* begin Data for processing *

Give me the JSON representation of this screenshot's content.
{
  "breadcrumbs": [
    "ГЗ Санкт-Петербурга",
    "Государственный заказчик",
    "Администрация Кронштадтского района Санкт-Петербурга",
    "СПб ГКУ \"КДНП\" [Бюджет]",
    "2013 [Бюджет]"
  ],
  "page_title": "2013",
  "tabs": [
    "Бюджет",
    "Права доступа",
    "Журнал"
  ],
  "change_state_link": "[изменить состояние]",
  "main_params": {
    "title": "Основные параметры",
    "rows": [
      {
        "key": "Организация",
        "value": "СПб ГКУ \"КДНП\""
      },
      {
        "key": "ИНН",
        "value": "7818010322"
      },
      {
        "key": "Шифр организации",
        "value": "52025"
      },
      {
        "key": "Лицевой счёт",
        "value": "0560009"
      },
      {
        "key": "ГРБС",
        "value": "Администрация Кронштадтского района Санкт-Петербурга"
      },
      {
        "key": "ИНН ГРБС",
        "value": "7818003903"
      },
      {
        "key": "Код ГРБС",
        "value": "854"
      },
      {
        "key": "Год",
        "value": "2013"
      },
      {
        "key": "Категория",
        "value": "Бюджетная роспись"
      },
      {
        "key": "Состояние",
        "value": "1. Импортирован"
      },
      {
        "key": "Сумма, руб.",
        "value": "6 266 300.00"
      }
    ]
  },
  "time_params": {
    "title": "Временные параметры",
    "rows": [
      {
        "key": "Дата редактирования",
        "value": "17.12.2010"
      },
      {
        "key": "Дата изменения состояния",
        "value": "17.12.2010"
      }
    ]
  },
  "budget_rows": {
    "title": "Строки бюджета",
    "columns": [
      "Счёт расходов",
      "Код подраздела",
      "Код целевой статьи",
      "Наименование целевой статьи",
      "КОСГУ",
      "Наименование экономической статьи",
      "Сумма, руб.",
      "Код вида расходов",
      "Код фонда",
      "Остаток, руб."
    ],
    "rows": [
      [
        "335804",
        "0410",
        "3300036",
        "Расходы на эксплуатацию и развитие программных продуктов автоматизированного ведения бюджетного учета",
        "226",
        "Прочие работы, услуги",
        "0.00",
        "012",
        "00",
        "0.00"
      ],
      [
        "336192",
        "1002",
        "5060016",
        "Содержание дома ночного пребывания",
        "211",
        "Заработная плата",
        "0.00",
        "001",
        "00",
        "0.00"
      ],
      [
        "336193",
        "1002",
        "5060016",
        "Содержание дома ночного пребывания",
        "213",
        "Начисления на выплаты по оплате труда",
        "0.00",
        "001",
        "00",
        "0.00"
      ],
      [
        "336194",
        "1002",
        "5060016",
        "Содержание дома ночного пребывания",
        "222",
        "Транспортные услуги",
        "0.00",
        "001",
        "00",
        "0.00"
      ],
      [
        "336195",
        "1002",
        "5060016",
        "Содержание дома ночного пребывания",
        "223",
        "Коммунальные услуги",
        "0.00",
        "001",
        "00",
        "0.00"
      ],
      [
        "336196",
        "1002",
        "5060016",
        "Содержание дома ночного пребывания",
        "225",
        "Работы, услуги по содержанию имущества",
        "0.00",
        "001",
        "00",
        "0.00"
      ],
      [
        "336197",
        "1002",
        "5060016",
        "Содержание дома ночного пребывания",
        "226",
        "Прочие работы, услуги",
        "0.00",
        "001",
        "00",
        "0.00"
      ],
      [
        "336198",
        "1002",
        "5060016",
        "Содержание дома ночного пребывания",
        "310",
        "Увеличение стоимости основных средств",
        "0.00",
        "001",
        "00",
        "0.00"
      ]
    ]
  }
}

* end Data for processing *

Your task is to output all of the data above word for word.

» Full response:
Give me the JSON representation of this screenshot's content.
{
  "breadcrumbs": [
    "ГЗ Санкт-Петербурга",
    "Государственный заказчик",
    "Администрация Кронштадтского района Санкт-Петербурга",
    "СПб ГКУ \"КДНП\" [Бюджет]",
    "2013 [Бюджет]"
  ],
  "page_title": "2013",
  "tabs": [
    "Бюджет",
    "Права доступа",
    "Журнал"
  ],
  "change_state_link": "[изменить состояние]",
  "main_params": {
    "title": "Основные параметры",
    "rows": [
      {
        "key": "Организация",
        "value": "СПб ГКУ \"КДНП\""
      },
      {
        "key": "ИНН",
        "value": "7818010322"
      },
      {
        "key": "Шифр организации",
        "value": "52025"
      },
      {
        "key": "Лицевой счёт",
        "value": "0560009"
      },
      {
        "key": "ГРБС",
        "value": "Администрация Кронштадтского района Санкт-Петербурга"
      },
      {
        "key": "ИНН ГРБС",
        "value": "7818003903"
      },
      {
        "key": "Код ГРБС",
        "value": "854"
      },
      {
        "key": "Год",
        "value": "2013"
      },
      {
        "key": "Категория",
        "value": "Бюджетная роспись"
      },
      {
        "key": "Состояние",
        "value": "1. Импортирован"
      },
      {
        "key": "Сумма, руб.",
        "value": "6 266 300.00"
      }
    ]
  },
  "time_params": {
    "title": "Временные параметры",
    "rows": [
      {
        "key": "Дата редактирования",
        "value": "17.12.2010"
      },
      {
        "key": "Дата изменения состояния",
        "value": "17.12.2010"
      }
    ]
  },
  "budget_rows": {
    "title": "Строки бюджета",
    "columns": [
      "Счёт расходов",
      "Код подраздела",
      "Код целевой статьи",
      "Наименование целевой статьи",
      "КОСГУ",
      "Наименование экономической статьи",
      "Сумма, руб.",
      "Код вида расходов",
      "Код фонда",
      "Остаток, руб."
    ],
    "rows": [
      [
        "335804",
        "0410",
        "3300036",
        "Расходы на эксплуатацию и развитие программных продуктов автоматизированного ведения бюджетного учета",
        "226",
        "Прочие работы, услуги",
        "0.00",
        "012",
        "00",
        "0.00"
      ],
      [
        "336192",
        "1002",
        "5060016",
        "Содержание дома ночного пребывания",
        "211",
        "Заработная плата",
        "0.00",
        "001",
        "00",
        "0.00"
      ],
      [
        "336193",
        "1002",
        "5060016",
        "Содержание дома ночного пребывания",
        "213",
        "Начисления на выплаты по оплате труда",
        "0.00",
        "001",
        "00",
        "0.00"
      ],
      [
        "336194",
        "1002",
        "5060016",
        "Содержание дома ночного пребывания",
        "222",
        "Транспортные услуги",
        "0.00",
        "001",
        "00",
        "0.00"
      ],
      [
        "336195",
        "1002",
        "5060016",
        "Содержание дома ночного пребывания",
        "223",
        "Коммунальные услуги",
        "0.00",
        "001",
        "00",
        "0.00"
      ],
      [
        "336196",
        "1002",
        "5060016",
        "Содержание дома ночного пребывания",
        "225",
        "Работы, услуги по содержанию имущества",
        "0.00",
        "001",
        "00",
        "0.00"
      ],
      [
        "336197",
        "1002",
        "5060016",
        "Содержание дома ночного пребывания",
        "226",
        "Прочие работы, услуги",
        "0.00",
        "001",
        "00",
        "0.00"
      ],
      [
        "336198",
        "1002",
        "5060016",
        "Содержание дома ночного пребывания",
        "310",
        "Увеличение стоимости основных средств",
        "0.00",
        "001",
        "00",
        "0.00"
      ]
    ]
  }
}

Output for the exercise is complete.